### Problem to work on
Can you pull out every line of the records below and reproduce each one character for character, with no changes?

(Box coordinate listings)
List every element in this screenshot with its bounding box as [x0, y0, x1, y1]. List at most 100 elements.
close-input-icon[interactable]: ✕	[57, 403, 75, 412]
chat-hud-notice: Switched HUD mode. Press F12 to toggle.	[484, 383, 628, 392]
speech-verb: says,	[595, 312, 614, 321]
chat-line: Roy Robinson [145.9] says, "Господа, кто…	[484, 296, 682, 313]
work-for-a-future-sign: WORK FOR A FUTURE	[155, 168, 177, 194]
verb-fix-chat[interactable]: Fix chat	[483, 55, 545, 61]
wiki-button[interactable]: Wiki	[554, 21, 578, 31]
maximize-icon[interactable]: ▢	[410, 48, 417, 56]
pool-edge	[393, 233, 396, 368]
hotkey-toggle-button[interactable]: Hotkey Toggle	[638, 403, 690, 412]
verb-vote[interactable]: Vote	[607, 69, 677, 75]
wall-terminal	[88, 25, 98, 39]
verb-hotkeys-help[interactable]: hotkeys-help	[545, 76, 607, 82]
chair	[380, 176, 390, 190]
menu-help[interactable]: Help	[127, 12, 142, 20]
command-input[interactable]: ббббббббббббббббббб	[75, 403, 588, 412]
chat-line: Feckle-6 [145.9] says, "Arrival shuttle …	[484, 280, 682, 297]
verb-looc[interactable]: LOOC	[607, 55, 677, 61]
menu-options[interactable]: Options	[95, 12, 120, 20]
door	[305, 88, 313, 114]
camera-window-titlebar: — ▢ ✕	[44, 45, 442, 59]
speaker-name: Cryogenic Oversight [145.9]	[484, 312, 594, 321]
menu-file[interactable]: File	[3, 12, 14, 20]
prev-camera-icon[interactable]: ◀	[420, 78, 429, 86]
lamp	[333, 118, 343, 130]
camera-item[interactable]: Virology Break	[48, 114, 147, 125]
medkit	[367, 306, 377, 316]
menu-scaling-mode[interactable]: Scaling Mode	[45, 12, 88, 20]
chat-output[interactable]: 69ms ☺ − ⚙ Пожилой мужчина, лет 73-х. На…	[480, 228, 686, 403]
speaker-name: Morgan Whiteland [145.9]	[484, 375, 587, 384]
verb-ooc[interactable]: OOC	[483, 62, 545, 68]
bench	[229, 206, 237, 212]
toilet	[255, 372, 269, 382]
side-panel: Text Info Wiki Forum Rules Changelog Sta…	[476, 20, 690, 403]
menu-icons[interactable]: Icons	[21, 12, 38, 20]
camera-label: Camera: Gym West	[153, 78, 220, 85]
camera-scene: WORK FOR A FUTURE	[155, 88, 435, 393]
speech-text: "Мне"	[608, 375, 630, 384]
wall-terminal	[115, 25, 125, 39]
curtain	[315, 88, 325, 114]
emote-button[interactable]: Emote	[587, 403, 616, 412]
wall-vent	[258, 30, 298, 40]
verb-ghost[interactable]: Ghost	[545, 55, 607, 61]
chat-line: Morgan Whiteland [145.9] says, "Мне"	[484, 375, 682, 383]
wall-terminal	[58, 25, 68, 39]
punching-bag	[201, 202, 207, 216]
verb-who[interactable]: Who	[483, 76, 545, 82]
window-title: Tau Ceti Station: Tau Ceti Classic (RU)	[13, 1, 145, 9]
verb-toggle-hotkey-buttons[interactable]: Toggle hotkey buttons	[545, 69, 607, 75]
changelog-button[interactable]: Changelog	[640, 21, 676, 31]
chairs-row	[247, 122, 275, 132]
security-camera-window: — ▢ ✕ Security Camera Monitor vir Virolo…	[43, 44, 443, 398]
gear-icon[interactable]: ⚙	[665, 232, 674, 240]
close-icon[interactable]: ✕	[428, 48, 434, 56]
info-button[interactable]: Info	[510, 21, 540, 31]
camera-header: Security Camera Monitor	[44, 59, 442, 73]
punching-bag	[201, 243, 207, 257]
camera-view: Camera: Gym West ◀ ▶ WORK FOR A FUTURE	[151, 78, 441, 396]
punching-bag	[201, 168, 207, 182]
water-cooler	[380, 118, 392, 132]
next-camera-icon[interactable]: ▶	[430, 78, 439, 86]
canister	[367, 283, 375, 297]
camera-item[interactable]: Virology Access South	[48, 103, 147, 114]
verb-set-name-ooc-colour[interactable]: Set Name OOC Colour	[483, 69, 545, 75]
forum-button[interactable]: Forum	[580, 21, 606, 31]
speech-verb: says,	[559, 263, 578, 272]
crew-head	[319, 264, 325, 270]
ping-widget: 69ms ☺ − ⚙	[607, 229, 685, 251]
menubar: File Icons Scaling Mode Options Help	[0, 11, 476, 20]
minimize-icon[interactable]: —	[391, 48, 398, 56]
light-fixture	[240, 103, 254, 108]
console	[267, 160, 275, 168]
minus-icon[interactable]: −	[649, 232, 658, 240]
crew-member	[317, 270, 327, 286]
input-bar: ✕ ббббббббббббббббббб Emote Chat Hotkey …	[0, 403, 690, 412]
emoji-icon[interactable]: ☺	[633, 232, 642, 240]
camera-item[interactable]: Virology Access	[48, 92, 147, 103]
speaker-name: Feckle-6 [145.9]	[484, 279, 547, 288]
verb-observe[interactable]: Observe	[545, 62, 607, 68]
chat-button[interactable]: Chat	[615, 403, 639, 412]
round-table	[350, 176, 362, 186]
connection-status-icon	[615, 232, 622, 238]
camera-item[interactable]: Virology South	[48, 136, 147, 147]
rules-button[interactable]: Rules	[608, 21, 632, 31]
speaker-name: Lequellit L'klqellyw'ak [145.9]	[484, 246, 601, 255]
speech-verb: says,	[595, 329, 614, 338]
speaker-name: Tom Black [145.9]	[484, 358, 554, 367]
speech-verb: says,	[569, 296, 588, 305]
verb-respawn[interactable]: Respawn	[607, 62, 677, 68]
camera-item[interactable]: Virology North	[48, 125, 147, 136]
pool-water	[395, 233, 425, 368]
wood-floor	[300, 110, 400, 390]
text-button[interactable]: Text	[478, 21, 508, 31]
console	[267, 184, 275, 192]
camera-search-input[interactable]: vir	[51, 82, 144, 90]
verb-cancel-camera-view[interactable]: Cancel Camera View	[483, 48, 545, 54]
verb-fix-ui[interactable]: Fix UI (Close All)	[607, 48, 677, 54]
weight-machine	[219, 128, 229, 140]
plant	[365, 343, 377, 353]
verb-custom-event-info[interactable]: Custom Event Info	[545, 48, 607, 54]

### Response
List every element in this screenshot with its bounding box as [x0, y0, x1, y1]. List at most 100 elements.
close-input-icon[interactable]: ✕	[57, 403, 75, 412]
chat-hud-notice: Switched HUD mode. Press F12 to toggle.	[484, 383, 628, 392]
speech-verb: says,	[595, 312, 614, 321]
chat-line: Roy Robinson [145.9] says, "Господа, кто…	[484, 296, 682, 313]
work-for-a-future-sign: WORK FOR A FUTURE	[155, 168, 177, 194]
verb-fix-chat[interactable]: Fix chat	[483, 55, 545, 61]
wiki-button[interactable]: Wiki	[554, 21, 578, 31]
maximize-icon[interactable]: ▢	[410, 48, 417, 56]
pool-edge	[393, 233, 396, 368]
hotkey-toggle-button[interactable]: Hotkey Toggle	[638, 403, 690, 412]
verb-vote[interactable]: Vote	[607, 69, 677, 75]
wall-terminal	[88, 25, 98, 39]
verb-hotkeys-help[interactable]: hotkeys-help	[545, 76, 607, 82]
chair	[380, 176, 390, 190]
menu-help[interactable]: Help	[127, 12, 142, 20]
command-input[interactable]: ббббббббббббббббббб	[75, 403, 588, 412]
chat-line: Feckle-6 [145.9] says, "Arrival shuttle …	[484, 280, 682, 297]
verb-looc[interactable]: LOOC	[607, 55, 677, 61]
menu-options[interactable]: Options	[95, 12, 120, 20]
door	[305, 88, 313, 114]
camera-window-titlebar: — ▢ ✕	[44, 45, 442, 59]
speaker-name: Cryogenic Oversight [145.9]	[484, 312, 594, 321]
menu-file[interactable]: File	[3, 12, 14, 20]
prev-camera-icon[interactable]: ◀	[420, 78, 429, 86]
lamp	[333, 118, 343, 130]
camera-item[interactable]: Virology Break	[48, 114, 147, 125]
medkit	[367, 306, 377, 316]
menu-scaling-mode[interactable]: Scaling Mode	[45, 12, 88, 20]
chat-output[interactable]: 69ms ☺ − ⚙ Пожилой мужчина, лет 73-х. На…	[480, 228, 686, 403]
speaker-name: Morgan Whiteland [145.9]	[484, 375, 587, 384]
verb-ooc[interactable]: OOC	[483, 62, 545, 68]
bench	[229, 206, 237, 212]
toilet	[255, 372, 269, 382]
side-panel: Text Info Wiki Forum Rules Changelog Sta…	[476, 20, 690, 403]
menu-icons[interactable]: Icons	[21, 12, 38, 20]
camera-label: Camera: Gym West	[153, 78, 220, 85]
camera-scene: WORK FOR A FUTURE	[155, 88, 435, 393]
speech-text: "Мне"	[608, 375, 630, 384]
wall-terminal	[115, 25, 125, 39]
curtain	[315, 88, 325, 114]
emote-button[interactable]: Emote	[587, 403, 616, 412]
wall-vent	[258, 30, 298, 40]
verb-ghost[interactable]: Ghost	[545, 55, 607, 61]
chat-line: Morgan Whiteland [145.9] says, "Мне"	[484, 375, 682, 383]
wall-terminal	[58, 25, 68, 39]
punching-bag	[201, 202, 207, 216]
verb-who[interactable]: Who	[483, 76, 545, 82]
window-title: Tau Ceti Station: Tau Ceti Classic (RU)	[13, 1, 145, 9]
verb-toggle-hotkey-buttons[interactable]: Toggle hotkey buttons	[545, 69, 607, 75]
changelog-button[interactable]: Changelog	[640, 21, 676, 31]
chairs-row	[247, 122, 275, 132]
security-camera-window: — ▢ ✕ Security Camera Monitor vir Virolo…	[43, 44, 443, 398]
gear-icon[interactable]: ⚙	[665, 232, 674, 240]
close-icon[interactable]: ✕	[428, 48, 434, 56]
info-button[interactable]: Info	[510, 21, 540, 31]
camera-header: Security Camera Monitor	[44, 59, 442, 73]
punching-bag	[201, 243, 207, 257]
camera-view: Camera: Gym West ◀ ▶ WORK FOR A FUTURE	[151, 78, 441, 396]
punching-bag	[201, 168, 207, 182]
water-cooler	[380, 118, 392, 132]
next-camera-icon[interactable]: ▶	[430, 78, 439, 86]
canister	[367, 283, 375, 297]
camera-item[interactable]: Virology Access South	[48, 103, 147, 114]
verb-set-name-ooc-colour[interactable]: Set Name OOC Colour	[483, 69, 545, 75]
forum-button[interactable]: Forum	[580, 21, 606, 31]
speech-verb: says,	[559, 263, 578, 272]
crew-head	[319, 264, 325, 270]
ping-widget: 69ms ☺ − ⚙	[607, 229, 685, 251]
menubar: File Icons Scaling Mode Options Help	[0, 11, 476, 20]
minimize-icon[interactable]: —	[391, 48, 398, 56]
light-fixture	[240, 103, 254, 108]
console	[267, 160, 275, 168]
minus-icon[interactable]: −	[649, 232, 658, 240]
crew-member	[317, 270, 327, 286]
input-bar: ✕ ббббббббббббббббббб Emote Chat Hotkey …	[0, 403, 690, 412]
emoji-icon[interactable]: ☺	[633, 232, 642, 240]
camera-item[interactable]: Virology Access	[48, 92, 147, 103]
speaker-name: Feckle-6 [145.9]	[484, 279, 547, 288]
verb-observe[interactable]: Observe	[545, 62, 607, 68]
chat-button[interactable]: Chat	[615, 403, 639, 412]
round-table	[350, 176, 362, 186]
connection-status-icon	[615, 232, 622, 238]
camera-item[interactable]: Virology South	[48, 136, 147, 147]
rules-button[interactable]: Rules	[608, 21, 632, 31]
speaker-name: Lequellit L'klqellyw'ak [145.9]	[484, 246, 601, 255]
speech-verb: says,	[595, 329, 614, 338]
speaker-name: Tom Black [145.9]	[484, 358, 554, 367]
speech-verb: says,	[569, 296, 588, 305]
verb-respawn[interactable]: Respawn	[607, 62, 677, 68]
camera-item[interactable]: Virology North	[48, 125, 147, 136]
pool-water	[395, 233, 425, 368]
wood-floor	[300, 110, 400, 390]
text-button[interactable]: Text	[478, 21, 508, 31]
console	[267, 184, 275, 192]
camera-search-input[interactable]: vir	[51, 82, 144, 90]
verb-cancel-camera-view[interactable]: Cancel Camera View	[483, 48, 545, 54]
verb-fix-ui[interactable]: Fix UI (Close All)	[607, 48, 677, 54]
weight-machine	[219, 128, 229, 140]
plant	[365, 343, 377, 353]
verb-custom-event-info[interactable]: Custom Event Info	[545, 48, 607, 54]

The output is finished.